### GIVEN DATA
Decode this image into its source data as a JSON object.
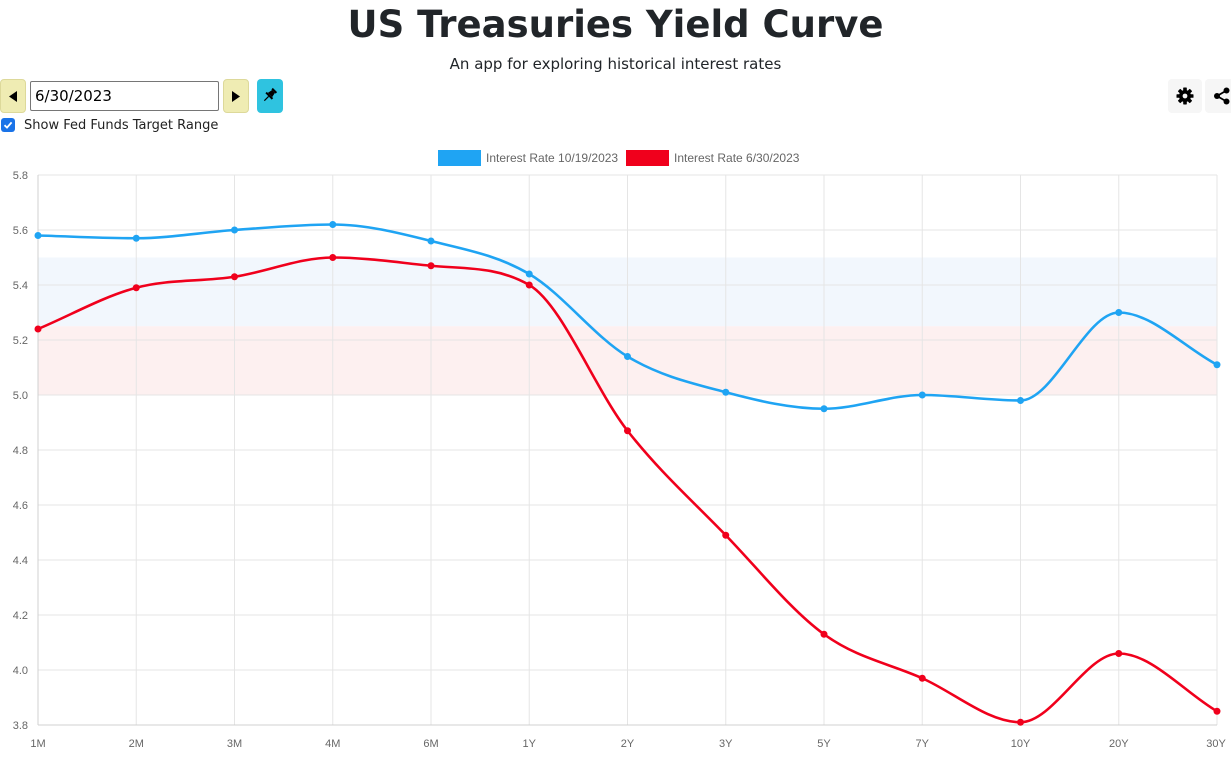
{
  "header": {
    "title": "US Treasuries Yield Curve",
    "subtitle": "An app for exploring historical interest rates"
  },
  "controls": {
    "date_value": "6/30/2023",
    "prev_icon": "caret-left-icon",
    "next_icon": "caret-right-icon",
    "pin_icon": "pin-icon",
    "settings_icon": "gear-icon",
    "share_icon": "share-icon",
    "fed_funds_checkbox_label": "Show Fed Funds Target Range",
    "fed_funds_checked": true
  },
  "chart_data": {
    "type": "line",
    "categories": [
      "1M",
      "2M",
      "3M",
      "4M",
      "6M",
      "1Y",
      "2Y",
      "3Y",
      "5Y",
      "7Y",
      "10Y",
      "20Y",
      "30Y"
    ],
    "series": [
      {
        "name": "Interest Rate 10/19/2023",
        "color": "#1fa4f3",
        "values": [
          5.58,
          5.57,
          5.6,
          5.62,
          5.56,
          5.44,
          5.14,
          5.01,
          4.95,
          5.0,
          4.98,
          5.3,
          5.11
        ]
      },
      {
        "name": "Interest Rate 6/30/2023",
        "color": "#f0001c",
        "values": [
          5.24,
          5.39,
          5.43,
          5.5,
          5.47,
          5.4,
          4.87,
          4.49,
          4.13,
          3.97,
          3.81,
          4.06,
          3.85
        ]
      }
    ],
    "fed_funds_bands": [
      {
        "low": 5.25,
        "high": 5.5,
        "color": "#f2f7fd"
      },
      {
        "low": 5.0,
        "high": 5.25,
        "color": "#fdf0f0"
      }
    ],
    "ylim": [
      3.8,
      5.8
    ],
    "yticks": [
      "5.8",
      "5.6",
      "5.4",
      "5.2",
      "5.0",
      "4.8",
      "4.6",
      "4.4",
      "4.2",
      "4.0",
      "3.8"
    ],
    "grid": true,
    "legend_position": "top-center"
  }
}
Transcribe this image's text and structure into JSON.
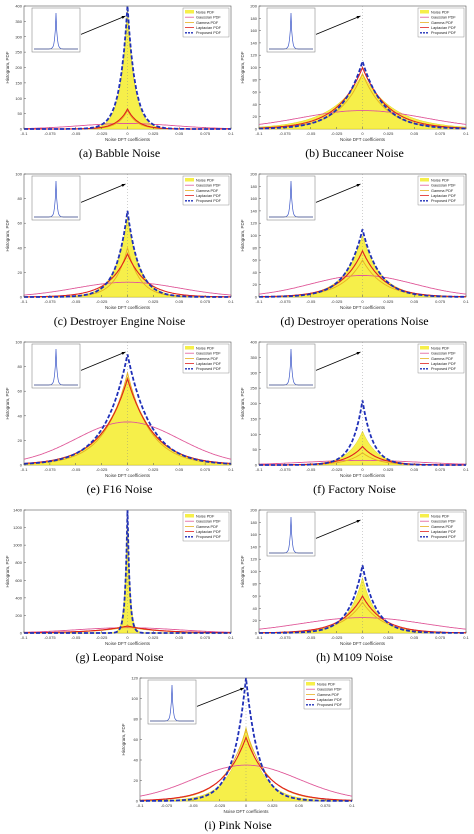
{
  "chart_data": [
    {
      "type": "area",
      "caption": "(a) Babble Noise",
      "ylabel": "Histogram, PDF",
      "xlabel": "Noise DFT coefficients",
      "xlim": [
        -0.1,
        0.1
      ],
      "ylim": [
        0,
        400
      ],
      "yticks": [
        "400",
        "350",
        "300",
        "250",
        "200",
        "150",
        "100",
        "50",
        "0"
      ],
      "xticks": [
        "-0.1",
        "-0.075",
        "-0.05",
        "-0.025",
        "0",
        "0.025",
        "0.05",
        "0.075",
        "0.1"
      ],
      "series": [
        {
          "name": "Noise PDF",
          "color": "#f6ef4a",
          "values": {
            "peak": 400,
            "scale": 0.007
          }
        },
        {
          "name": "Gaussian PDF",
          "color": "#e05a9a",
          "values": {
            "peak": 18,
            "sigma": 0.045
          }
        },
        {
          "name": "Gamma PDF",
          "color": "#e8b020",
          "values": {
            "peak": 60,
            "scale": 0.009
          }
        },
        {
          "name": "Laplacian PDF",
          "color": "#e0201c",
          "values": {
            "peak": 65,
            "scale": 0.01
          }
        },
        {
          "name": "Proposed PDF",
          "color": "#1f2fb8",
          "values": {
            "peak": 400,
            "scale": 0.0075
          }
        }
      ],
      "inset": true
    },
    {
      "type": "area",
      "caption": "(b) Buccaneer Noise",
      "ylabel": "Histogram, PDF",
      "xlabel": "Noise DFT coefficients",
      "xlim": [
        -0.1,
        0.1
      ],
      "ylim": [
        0,
        200
      ],
      "yticks": [
        "200",
        "180",
        "160",
        "140",
        "120",
        "100",
        "80",
        "60",
        "40",
        "20",
        "0"
      ],
      "xticks": [
        "-0.1",
        "-0.075",
        "-0.05",
        "-0.025",
        "0",
        "0.025",
        "0.05",
        "0.075",
        "0.1"
      ],
      "series": [
        {
          "name": "Noise PDF",
          "color": "#f6ef4a",
          "values": {
            "peak": 90,
            "scale": 0.03
          }
        },
        {
          "name": "Gaussian PDF",
          "color": "#e05a9a",
          "values": {
            "peak": 30,
            "sigma": 0.06
          }
        },
        {
          "name": "Gamma PDF",
          "color": "#e8b020",
          "values": {
            "peak": 90,
            "scale": 0.022
          }
        },
        {
          "name": "Laplacian PDF",
          "color": "#e0201c",
          "values": {
            "peak": 100,
            "scale": 0.024
          }
        },
        {
          "name": "Proposed PDF",
          "color": "#1f2fb8",
          "values": {
            "peak": 110,
            "scale": 0.02
          }
        }
      ],
      "inset": true
    },
    {
      "type": "area",
      "caption": "(c) Destroyer Engine Noise",
      "ylabel": "Histogram, PDF",
      "xlabel": "Noise DFT coefficients",
      "xlim": [
        -0.1,
        0.1
      ],
      "ylim": [
        0,
        100
      ],
      "yticks": [
        "100",
        "80",
        "60",
        "40",
        "20",
        "0"
      ],
      "xticks": [
        "-0.1",
        "-0.075",
        "-0.05",
        "-0.025",
        "0",
        "0.025",
        "0.05",
        "0.075",
        "0.1"
      ],
      "series": [
        {
          "name": "Noise PDF",
          "color": "#f6ef4a",
          "values": {
            "peak": 65,
            "scale": 0.012
          }
        },
        {
          "name": "Gaussian PDF",
          "color": "#e05a9a",
          "values": {
            "peak": 12,
            "sigma": 0.05
          }
        },
        {
          "name": "Gamma PDF",
          "color": "#e8b020",
          "values": {
            "peak": 40,
            "scale": 0.012
          }
        },
        {
          "name": "Laplacian PDF",
          "color": "#e0201c",
          "values": {
            "peak": 35,
            "scale": 0.018
          }
        },
        {
          "name": "Proposed PDF",
          "color": "#1f2fb8",
          "values": {
            "peak": 70,
            "scale": 0.011
          }
        }
      ],
      "inset": true
    },
    {
      "type": "area",
      "caption": "(d) Destroyer operations Noise",
      "ylabel": "Histogram, PDF",
      "xlabel": "Noise DFT coefficients",
      "xlim": [
        -0.1,
        0.1
      ],
      "ylim": [
        0,
        200
      ],
      "yticks": [
        "200",
        "180",
        "160",
        "140",
        "120",
        "100",
        "80",
        "60",
        "40",
        "20",
        "0"
      ],
      "xticks": [
        "-0.1",
        "-0.075",
        "-0.05",
        "-0.025",
        "0",
        "0.025",
        "0.05",
        "0.075",
        "0.1"
      ],
      "series": [
        {
          "name": "Noise PDF",
          "color": "#f6ef4a",
          "values": {
            "peak": 100,
            "scale": 0.018
          }
        },
        {
          "name": "Gaussian PDF",
          "color": "#e05a9a",
          "values": {
            "peak": 35,
            "sigma": 0.05
          }
        },
        {
          "name": "Gamma PDF",
          "color": "#e8b020",
          "values": {
            "peak": 60,
            "scale": 0.02
          }
        },
        {
          "name": "Laplacian PDF",
          "color": "#e0201c",
          "values": {
            "peak": 75,
            "scale": 0.02
          }
        },
        {
          "name": "Proposed PDF",
          "color": "#1f2fb8",
          "values": {
            "peak": 110,
            "scale": 0.016
          }
        }
      ],
      "inset": true
    },
    {
      "type": "area",
      "caption": "(e) F16 Noise",
      "ylabel": "Histogram, PDF",
      "xlabel": "Noise DFT coefficients",
      "xlim": [
        -0.1,
        0.1
      ],
      "ylim": [
        0,
        100
      ],
      "yticks": [
        "100",
        "80",
        "60",
        "40",
        "20",
        "0"
      ],
      "xticks": [
        "-0.1",
        "-0.075",
        "-0.05",
        "-0.025",
        "0",
        "0.025",
        "0.05",
        "0.075",
        "0.1"
      ],
      "series": [
        {
          "name": "Noise PDF",
          "color": "#f6ef4a",
          "values": {
            "peak": 72,
            "scale": 0.025
          }
        },
        {
          "name": "Gaussian PDF",
          "color": "#e05a9a",
          "values": {
            "peak": 35,
            "sigma": 0.05
          }
        },
        {
          "name": "Gamma PDF",
          "color": "#e8b020",
          "values": {
            "peak": 75,
            "scale": 0.022
          }
        },
        {
          "name": "Laplacian PDF",
          "color": "#e0201c",
          "values": {
            "peak": 70,
            "scale": 0.025
          }
        },
        {
          "name": "Proposed PDF",
          "color": "#1f2fb8",
          "values": {
            "peak": 90,
            "scale": 0.022
          }
        }
      ],
      "inset": true
    },
    {
      "type": "area",
      "caption": "(f) Factory Noise",
      "ylabel": "Histogram, PDF",
      "xlabel": "Noise DFT coefficients",
      "xlim": [
        -0.1,
        0.1
      ],
      "ylim": [
        0,
        400
      ],
      "yticks": [
        "400",
        "350",
        "300",
        "250",
        "200",
        "150",
        "100",
        "50",
        "0"
      ],
      "xticks": [
        "-0.1",
        "-0.075",
        "-0.05",
        "-0.025",
        "0",
        "0.025",
        "0.05",
        "0.075",
        "0.1"
      ],
      "series": [
        {
          "name": "Noise PDF",
          "color": "#f6ef4a",
          "values": {
            "peak": 110,
            "scale": 0.014
          }
        },
        {
          "name": "Gaussian PDF",
          "color": "#e05a9a",
          "values": {
            "peak": 15,
            "sigma": 0.055
          }
        },
        {
          "name": "Gamma PDF",
          "color": "#e8b020",
          "values": {
            "peak": 40,
            "scale": 0.015
          }
        },
        {
          "name": "Laplacian PDF",
          "color": "#e0201c",
          "values": {
            "peak": 60,
            "scale": 0.016
          }
        },
        {
          "name": "Proposed PDF",
          "color": "#1f2fb8",
          "values": {
            "peak": 210,
            "scale": 0.01
          }
        }
      ],
      "inset": true
    },
    {
      "type": "area",
      "caption": "(g) Leopard Noise",
      "ylabel": "Histogram, PDF",
      "xlabel": "Noise DFT coefficients",
      "xlim": [
        -0.1,
        0.1
      ],
      "ylim": [
        0,
        1400
      ],
      "yticks": [
        "1400",
        "1200",
        "1000",
        "800",
        "600",
        "400",
        "200",
        "0"
      ],
      "xticks": [
        "-0.1",
        "-0.075",
        "-0.05",
        "-0.025",
        "0",
        "0.025",
        "0.05",
        "0.075",
        "0.1"
      ],
      "series": [
        {
          "name": "Noise PDF",
          "color": "#f6ef4a",
          "values": {
            "peak": 1400,
            "scale": 0.0025
          }
        },
        {
          "name": "Gaussian PDF",
          "color": "#e05a9a",
          "values": {
            "peak": 60,
            "sigma": 0.05
          }
        },
        {
          "name": "Gamma PDF",
          "color": "#e8b020",
          "values": {
            "peak": 70,
            "scale": 0.03
          }
        },
        {
          "name": "Laplacian PDF",
          "color": "#e0201c",
          "values": {
            "peak": 80,
            "scale": 0.03
          }
        },
        {
          "name": "Proposed PDF",
          "color": "#1f2fb8",
          "values": {
            "peak": 1400,
            "scale": 0.0022
          }
        }
      ],
      "inset": false
    },
    {
      "type": "area",
      "caption": "(h) M109 Noise",
      "ylabel": "Histogram, PDF",
      "xlabel": "Noise DFT coefficients",
      "xlim": [
        -0.1,
        0.1
      ],
      "ylim": [
        0,
        200
      ],
      "yticks": [
        "200",
        "180",
        "160",
        "140",
        "120",
        "100",
        "80",
        "60",
        "40",
        "20",
        "0"
      ],
      "xticks": [
        "-0.1",
        "-0.075",
        "-0.05",
        "-0.025",
        "0",
        "0.025",
        "0.05",
        "0.075",
        "0.1"
      ],
      "series": [
        {
          "name": "Noise PDF",
          "color": "#f6ef4a",
          "values": {
            "peak": 90,
            "scale": 0.014
          }
        },
        {
          "name": "Gaussian PDF",
          "color": "#e05a9a",
          "values": {
            "peak": 25,
            "sigma": 0.06
          }
        },
        {
          "name": "Gamma PDF",
          "color": "#e8b020",
          "values": {
            "peak": 50,
            "scale": 0.02
          }
        },
        {
          "name": "Laplacian PDF",
          "color": "#e0201c",
          "values": {
            "peak": 60,
            "scale": 0.02
          }
        },
        {
          "name": "Proposed PDF",
          "color": "#1f2fb8",
          "values": {
            "peak": 110,
            "scale": 0.013
          }
        }
      ],
      "inset": true
    },
    {
      "type": "area",
      "caption": "(i) Pink Noise",
      "ylabel": "Histogram, PDF",
      "xlabel": "Noise DFT coefficients",
      "xlim": [
        -0.1,
        0.1
      ],
      "ylim": [
        0,
        120
      ],
      "yticks": [
        "120",
        "100",
        "80",
        "60",
        "40",
        "20",
        "0"
      ],
      "xticks": [
        "-0.1",
        "-0.075",
        "-0.05",
        "-0.025",
        "0",
        "0.025",
        "0.05",
        "0.075",
        "0.1"
      ],
      "series": [
        {
          "name": "Noise PDF",
          "color": "#f6ef4a",
          "values": {
            "peak": 72,
            "scale": 0.016
          }
        },
        {
          "name": "Gaussian PDF",
          "color": "#e05a9a",
          "values": {
            "peak": 35,
            "sigma": 0.05
          }
        },
        {
          "name": "Gamma PDF",
          "color": "#e8b020",
          "values": {
            "peak": 70,
            "scale": 0.02
          }
        },
        {
          "name": "Laplacian PDF",
          "color": "#e0201c",
          "values": {
            "peak": 62,
            "scale": 0.022
          }
        },
        {
          "name": "Proposed PDF",
          "color": "#1f2fb8",
          "values": {
            "peak": 120,
            "scale": 0.012
          }
        }
      ],
      "inset": true
    }
  ]
}
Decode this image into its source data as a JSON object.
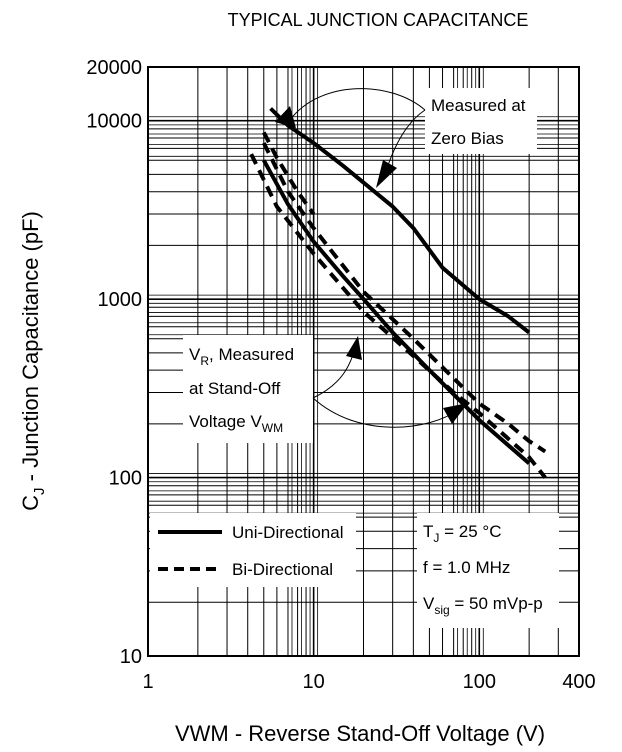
{
  "chart_data": {
    "type": "line",
    "title": "TYPICAL JUNCTION CAPACITANCE",
    "xlabel": "VWM - Reverse Stand-Off Voltage (V)",
    "ylabel": "CJ - Junction Capacitance (pF)",
    "xscale": "log",
    "yscale": "log",
    "xlim": [
      1,
      400
    ],
    "ylim": [
      10,
      20000
    ],
    "x_ticks": [
      {
        "value": 1,
        "label": "1"
      },
      {
        "value": 10,
        "label": "10"
      },
      {
        "value": 100,
        "label": "100"
      },
      {
        "value": 400,
        "label": "400"
      }
    ],
    "y_ticks": [
      {
        "value": 10,
        "label": "10"
      },
      {
        "value": 100,
        "label": "100"
      },
      {
        "value": 1000,
        "label": "1000"
      },
      {
        "value": 10000,
        "label": "10000"
      },
      {
        "value": 20000,
        "label": "20000"
      }
    ],
    "grid": true,
    "legend": {
      "position": "bottom-left",
      "entries": [
        {
          "label": "Uni-Directional",
          "style": "solid"
        },
        {
          "label": "Bi-Directional",
          "style": "dashed"
        }
      ]
    },
    "conditions": {
      "tj_main": "T",
      "tj_sub": "J",
      "tj_rest": " = 25 °C",
      "freq": "f = 1.0 MHz",
      "vsig_main": "V",
      "vsig_sub": "sig",
      "vsig_rest": " = 50 mVp-p"
    },
    "annotations": {
      "zero_bias_line1": "Measured at",
      "zero_bias_line2": "Zero Bias",
      "vr_line1_main": "V",
      "vr_line1_sub": "R",
      "vr_line1_rest": ", Measured",
      "vr_line2": "at Stand-Off",
      "vr_line3_main": "Voltage V",
      "vr_line3_sub": "WM"
    },
    "series": [
      {
        "style": "solid",
        "group": "zero-bias",
        "x": [
          5.5,
          7,
          10,
          15,
          20,
          30,
          40,
          60,
          100,
          150,
          200
        ],
        "y": [
          11700,
          9400,
          7500,
          5600,
          4500,
          3300,
          2500,
          1500,
          1000,
          800,
          650
        ]
      },
      {
        "style": "dashed",
        "group": "zero-bias",
        "x": [
          5,
          6,
          7,
          8,
          10
        ],
        "y": [
          8600,
          6200,
          4900,
          4000,
          3000
        ]
      },
      {
        "style": "solid",
        "group": "stand-off",
        "x": [
          5,
          7,
          10,
          15,
          20,
          30,
          50,
          100,
          200
        ],
        "y": [
          6000,
          3400,
          2100,
          1350,
          1000,
          650,
          400,
          210,
          120
        ]
      },
      {
        "style": "dashed",
        "group": "stand-off",
        "x": [
          4.2,
          6,
          10,
          20,
          40,
          70,
          100,
          200,
          250
        ],
        "y": [
          6500,
          3300,
          1800,
          850,
          480,
          300,
          230,
          130,
          100
        ]
      },
      {
        "style": "dashed",
        "group": "stand-off",
        "x": [
          5,
          7,
          10,
          20,
          40,
          100,
          150,
          200,
          250
        ],
        "y": [
          7500,
          4000,
          2500,
          1100,
          600,
          260,
          200,
          160,
          140
        ]
      }
    ]
  }
}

### EXERCISE BRIEF
Tell how many lines hold the string "left", giving the number and nothing else.

### WRITTEN SOLUTION
2